START DATA PROVIDED
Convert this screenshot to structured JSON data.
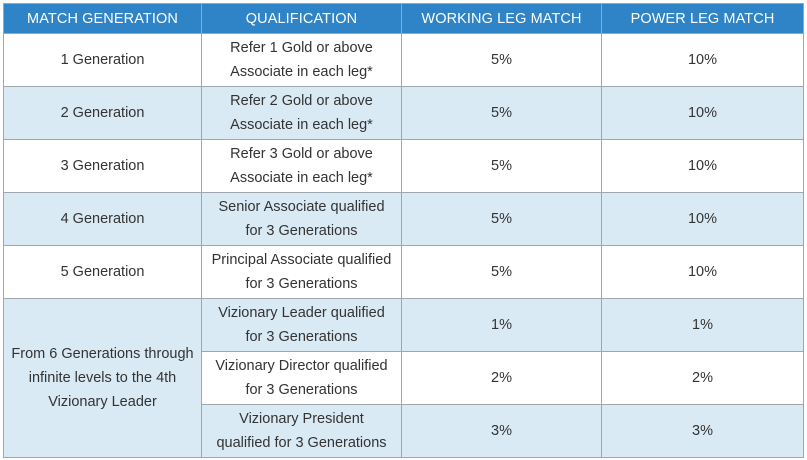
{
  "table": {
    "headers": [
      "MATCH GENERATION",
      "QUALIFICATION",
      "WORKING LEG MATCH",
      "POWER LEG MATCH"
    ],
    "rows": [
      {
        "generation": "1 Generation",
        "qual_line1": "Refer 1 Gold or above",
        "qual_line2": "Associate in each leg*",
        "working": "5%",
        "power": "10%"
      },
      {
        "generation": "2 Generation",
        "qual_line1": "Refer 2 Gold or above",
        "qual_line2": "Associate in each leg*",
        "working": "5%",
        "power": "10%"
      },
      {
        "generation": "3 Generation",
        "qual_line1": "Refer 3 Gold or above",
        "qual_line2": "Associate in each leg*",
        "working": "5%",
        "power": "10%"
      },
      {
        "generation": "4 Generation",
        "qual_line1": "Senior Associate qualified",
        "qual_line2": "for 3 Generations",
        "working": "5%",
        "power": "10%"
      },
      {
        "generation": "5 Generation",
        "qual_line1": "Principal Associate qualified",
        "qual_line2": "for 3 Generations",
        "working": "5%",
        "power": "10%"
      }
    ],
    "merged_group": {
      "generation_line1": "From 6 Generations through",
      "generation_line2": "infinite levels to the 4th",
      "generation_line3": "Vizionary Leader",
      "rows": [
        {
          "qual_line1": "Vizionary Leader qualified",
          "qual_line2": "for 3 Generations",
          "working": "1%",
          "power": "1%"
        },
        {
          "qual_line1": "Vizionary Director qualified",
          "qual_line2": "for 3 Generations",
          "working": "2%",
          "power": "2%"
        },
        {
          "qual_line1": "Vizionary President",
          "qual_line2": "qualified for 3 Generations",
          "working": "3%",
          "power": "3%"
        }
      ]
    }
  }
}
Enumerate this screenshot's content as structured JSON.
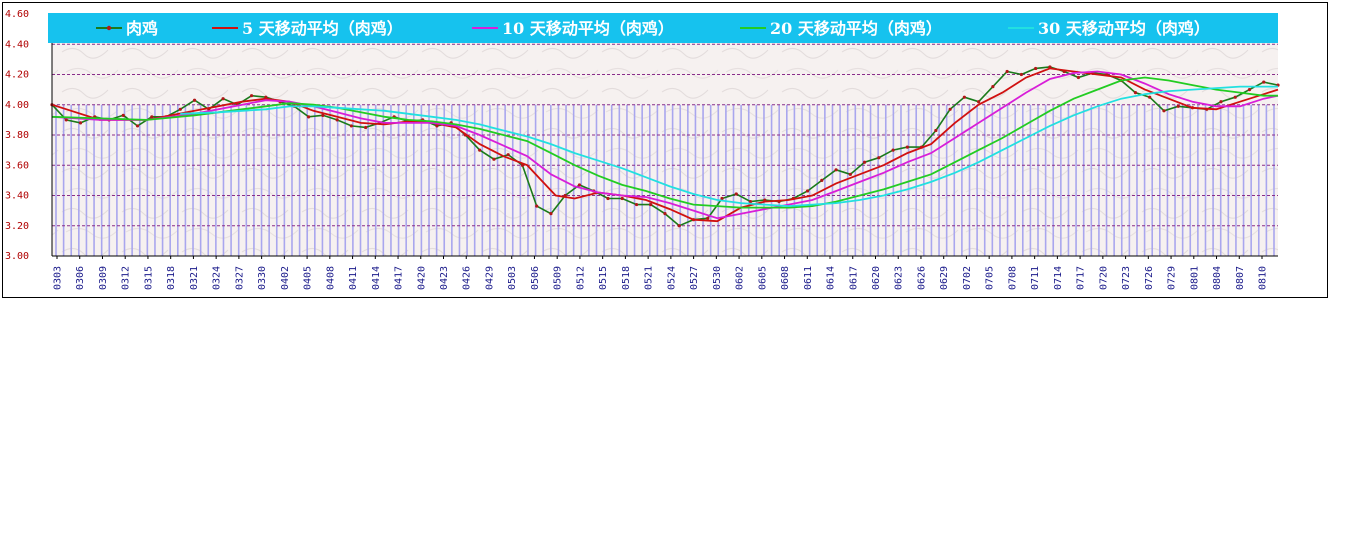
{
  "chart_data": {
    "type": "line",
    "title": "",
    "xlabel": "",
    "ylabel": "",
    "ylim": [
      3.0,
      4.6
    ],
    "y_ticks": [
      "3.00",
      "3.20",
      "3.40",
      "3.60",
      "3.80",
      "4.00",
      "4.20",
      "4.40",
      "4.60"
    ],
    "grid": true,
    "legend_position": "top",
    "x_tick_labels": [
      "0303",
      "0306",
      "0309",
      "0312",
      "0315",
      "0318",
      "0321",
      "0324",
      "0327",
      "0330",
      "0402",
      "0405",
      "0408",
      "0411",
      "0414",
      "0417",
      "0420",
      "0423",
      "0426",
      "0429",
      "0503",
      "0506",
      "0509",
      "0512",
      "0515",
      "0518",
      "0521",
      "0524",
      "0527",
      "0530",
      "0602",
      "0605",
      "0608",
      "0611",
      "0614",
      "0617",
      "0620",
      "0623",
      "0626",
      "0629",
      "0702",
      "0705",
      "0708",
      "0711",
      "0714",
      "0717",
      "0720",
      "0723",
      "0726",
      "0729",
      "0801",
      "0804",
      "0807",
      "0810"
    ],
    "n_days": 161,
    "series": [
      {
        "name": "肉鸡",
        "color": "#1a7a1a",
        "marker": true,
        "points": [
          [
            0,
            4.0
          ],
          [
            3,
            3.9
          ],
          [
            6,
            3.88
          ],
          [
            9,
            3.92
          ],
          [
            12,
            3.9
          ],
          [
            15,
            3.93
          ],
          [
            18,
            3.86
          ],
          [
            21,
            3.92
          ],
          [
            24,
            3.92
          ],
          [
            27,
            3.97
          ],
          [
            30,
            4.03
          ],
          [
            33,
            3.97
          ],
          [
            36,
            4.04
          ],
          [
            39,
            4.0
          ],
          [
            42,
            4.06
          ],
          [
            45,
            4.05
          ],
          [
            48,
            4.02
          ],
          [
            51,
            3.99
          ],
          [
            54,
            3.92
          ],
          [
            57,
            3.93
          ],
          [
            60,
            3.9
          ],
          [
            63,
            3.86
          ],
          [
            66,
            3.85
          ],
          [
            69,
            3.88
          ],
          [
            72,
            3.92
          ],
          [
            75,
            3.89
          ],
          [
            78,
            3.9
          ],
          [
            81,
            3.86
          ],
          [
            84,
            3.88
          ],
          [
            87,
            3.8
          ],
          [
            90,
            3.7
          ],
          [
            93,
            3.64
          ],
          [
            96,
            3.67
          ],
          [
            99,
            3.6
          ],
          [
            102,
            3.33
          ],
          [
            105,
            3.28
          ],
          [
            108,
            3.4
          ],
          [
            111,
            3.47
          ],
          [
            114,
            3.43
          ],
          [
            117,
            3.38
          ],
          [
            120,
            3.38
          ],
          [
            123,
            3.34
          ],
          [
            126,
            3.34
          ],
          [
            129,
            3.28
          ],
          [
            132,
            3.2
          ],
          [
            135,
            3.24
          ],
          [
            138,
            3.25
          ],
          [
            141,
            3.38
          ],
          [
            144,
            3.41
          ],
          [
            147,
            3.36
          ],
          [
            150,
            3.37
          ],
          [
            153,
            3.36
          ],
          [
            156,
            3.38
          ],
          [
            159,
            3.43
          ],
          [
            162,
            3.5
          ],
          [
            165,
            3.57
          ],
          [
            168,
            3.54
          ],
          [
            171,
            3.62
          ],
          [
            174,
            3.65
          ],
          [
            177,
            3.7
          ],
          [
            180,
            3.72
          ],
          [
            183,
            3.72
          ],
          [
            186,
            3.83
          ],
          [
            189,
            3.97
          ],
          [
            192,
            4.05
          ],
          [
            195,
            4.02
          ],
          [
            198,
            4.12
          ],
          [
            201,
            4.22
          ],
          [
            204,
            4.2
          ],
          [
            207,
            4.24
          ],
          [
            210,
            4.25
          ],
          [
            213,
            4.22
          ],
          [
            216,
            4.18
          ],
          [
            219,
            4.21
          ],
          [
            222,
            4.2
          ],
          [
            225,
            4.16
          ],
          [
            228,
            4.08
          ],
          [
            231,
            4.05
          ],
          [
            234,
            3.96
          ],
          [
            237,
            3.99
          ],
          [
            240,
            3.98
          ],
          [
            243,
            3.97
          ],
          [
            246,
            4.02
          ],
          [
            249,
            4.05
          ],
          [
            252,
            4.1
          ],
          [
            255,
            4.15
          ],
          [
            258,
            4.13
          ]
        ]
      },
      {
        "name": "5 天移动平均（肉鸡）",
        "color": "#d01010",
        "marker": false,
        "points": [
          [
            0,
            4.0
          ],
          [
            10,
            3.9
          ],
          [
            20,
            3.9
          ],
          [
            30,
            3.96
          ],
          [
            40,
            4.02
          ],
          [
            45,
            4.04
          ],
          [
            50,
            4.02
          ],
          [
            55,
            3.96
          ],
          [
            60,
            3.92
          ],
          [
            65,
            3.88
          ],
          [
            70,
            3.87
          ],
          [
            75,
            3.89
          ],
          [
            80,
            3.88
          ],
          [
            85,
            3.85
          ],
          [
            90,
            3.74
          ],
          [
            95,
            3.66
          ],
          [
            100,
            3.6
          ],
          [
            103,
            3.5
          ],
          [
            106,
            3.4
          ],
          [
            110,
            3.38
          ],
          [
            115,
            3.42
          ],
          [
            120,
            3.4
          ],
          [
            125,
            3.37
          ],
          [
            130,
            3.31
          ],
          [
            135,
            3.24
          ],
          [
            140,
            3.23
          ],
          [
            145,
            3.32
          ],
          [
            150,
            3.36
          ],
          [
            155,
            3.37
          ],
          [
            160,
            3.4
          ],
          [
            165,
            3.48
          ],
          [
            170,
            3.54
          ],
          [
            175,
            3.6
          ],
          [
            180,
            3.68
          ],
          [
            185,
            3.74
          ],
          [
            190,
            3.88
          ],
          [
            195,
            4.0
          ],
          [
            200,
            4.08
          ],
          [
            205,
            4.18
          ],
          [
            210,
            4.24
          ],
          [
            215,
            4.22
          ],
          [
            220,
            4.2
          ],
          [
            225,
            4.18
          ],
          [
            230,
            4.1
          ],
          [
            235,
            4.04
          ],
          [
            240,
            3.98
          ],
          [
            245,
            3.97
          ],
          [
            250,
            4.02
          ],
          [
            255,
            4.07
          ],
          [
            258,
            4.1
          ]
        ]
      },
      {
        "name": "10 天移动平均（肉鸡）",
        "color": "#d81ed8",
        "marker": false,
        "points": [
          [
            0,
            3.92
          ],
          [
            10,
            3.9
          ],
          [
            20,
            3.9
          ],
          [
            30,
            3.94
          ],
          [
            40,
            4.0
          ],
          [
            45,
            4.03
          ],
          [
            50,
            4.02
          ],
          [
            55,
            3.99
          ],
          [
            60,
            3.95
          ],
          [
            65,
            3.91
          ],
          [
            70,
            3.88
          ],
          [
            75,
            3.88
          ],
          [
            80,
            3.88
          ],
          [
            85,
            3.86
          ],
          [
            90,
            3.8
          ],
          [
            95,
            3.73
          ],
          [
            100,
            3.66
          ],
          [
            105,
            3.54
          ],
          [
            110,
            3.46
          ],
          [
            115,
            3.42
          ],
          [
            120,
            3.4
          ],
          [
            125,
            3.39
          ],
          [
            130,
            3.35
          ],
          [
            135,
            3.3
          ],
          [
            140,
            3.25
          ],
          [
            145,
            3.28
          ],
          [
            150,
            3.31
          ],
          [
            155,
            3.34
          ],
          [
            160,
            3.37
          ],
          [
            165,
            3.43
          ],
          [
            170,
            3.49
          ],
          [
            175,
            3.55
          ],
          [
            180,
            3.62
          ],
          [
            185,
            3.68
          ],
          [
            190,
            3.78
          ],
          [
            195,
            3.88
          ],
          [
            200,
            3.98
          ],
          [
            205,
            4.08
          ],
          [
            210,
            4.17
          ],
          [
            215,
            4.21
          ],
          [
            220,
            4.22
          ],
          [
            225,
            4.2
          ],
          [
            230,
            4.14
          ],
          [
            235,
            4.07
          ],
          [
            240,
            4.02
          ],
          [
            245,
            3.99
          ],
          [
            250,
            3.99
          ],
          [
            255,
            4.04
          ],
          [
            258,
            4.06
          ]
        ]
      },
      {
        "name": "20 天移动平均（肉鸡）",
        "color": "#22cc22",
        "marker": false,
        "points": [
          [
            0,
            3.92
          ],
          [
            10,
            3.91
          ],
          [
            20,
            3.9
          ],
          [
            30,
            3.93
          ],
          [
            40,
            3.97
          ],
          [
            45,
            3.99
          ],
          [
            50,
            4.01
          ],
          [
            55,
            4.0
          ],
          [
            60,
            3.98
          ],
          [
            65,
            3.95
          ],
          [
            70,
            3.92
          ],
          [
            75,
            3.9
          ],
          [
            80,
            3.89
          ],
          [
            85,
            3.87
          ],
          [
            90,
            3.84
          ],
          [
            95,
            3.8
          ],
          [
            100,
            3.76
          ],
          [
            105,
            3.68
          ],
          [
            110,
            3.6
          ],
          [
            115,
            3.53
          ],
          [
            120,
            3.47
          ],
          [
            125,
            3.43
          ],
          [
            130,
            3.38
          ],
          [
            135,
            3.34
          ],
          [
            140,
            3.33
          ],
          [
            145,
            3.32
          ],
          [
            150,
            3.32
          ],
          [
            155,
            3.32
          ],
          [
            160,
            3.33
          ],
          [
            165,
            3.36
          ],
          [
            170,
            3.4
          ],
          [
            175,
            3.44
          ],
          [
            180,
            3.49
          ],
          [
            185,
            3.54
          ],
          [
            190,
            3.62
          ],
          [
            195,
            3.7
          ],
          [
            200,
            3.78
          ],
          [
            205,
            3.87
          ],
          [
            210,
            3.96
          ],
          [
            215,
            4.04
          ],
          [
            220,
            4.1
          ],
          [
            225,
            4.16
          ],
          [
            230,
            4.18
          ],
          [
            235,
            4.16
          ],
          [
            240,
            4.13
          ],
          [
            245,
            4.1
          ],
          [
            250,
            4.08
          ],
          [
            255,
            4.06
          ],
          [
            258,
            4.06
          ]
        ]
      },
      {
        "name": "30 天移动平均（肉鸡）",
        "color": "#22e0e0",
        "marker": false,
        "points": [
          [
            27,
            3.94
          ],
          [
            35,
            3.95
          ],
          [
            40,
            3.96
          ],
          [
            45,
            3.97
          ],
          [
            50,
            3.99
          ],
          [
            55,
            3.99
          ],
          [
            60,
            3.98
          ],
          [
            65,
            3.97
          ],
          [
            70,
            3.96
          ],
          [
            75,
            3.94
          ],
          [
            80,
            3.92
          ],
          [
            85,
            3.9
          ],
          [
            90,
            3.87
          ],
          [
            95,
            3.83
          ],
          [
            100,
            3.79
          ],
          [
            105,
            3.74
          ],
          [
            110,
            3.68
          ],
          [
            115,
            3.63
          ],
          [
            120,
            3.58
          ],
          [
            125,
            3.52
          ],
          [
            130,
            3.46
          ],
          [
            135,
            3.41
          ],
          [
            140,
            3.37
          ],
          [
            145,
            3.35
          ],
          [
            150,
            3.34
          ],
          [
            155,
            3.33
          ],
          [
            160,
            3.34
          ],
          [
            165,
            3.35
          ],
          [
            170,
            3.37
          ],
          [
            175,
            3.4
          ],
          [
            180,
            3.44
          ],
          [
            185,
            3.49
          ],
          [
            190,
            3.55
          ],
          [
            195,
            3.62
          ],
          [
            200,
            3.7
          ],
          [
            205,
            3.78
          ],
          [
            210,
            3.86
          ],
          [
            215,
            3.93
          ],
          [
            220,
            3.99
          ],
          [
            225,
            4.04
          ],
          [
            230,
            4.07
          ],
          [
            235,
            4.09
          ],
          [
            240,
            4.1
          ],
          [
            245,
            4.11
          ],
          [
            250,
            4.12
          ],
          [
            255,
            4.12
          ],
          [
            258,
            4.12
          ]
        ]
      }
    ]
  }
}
END DATA PROVIDED
**WHAT TO WORK ON:** Collect every line with the string "Vizionary" from the records, and copy each.

**COMPLETE ANSWER:**
      "generation_line3": "Vizionary Leader",
          "qual_line1": "Vizionary Leader qualified",
          "qual_line1": "Vizionary Director qualified",
          "qual_line1": "Vizionary President",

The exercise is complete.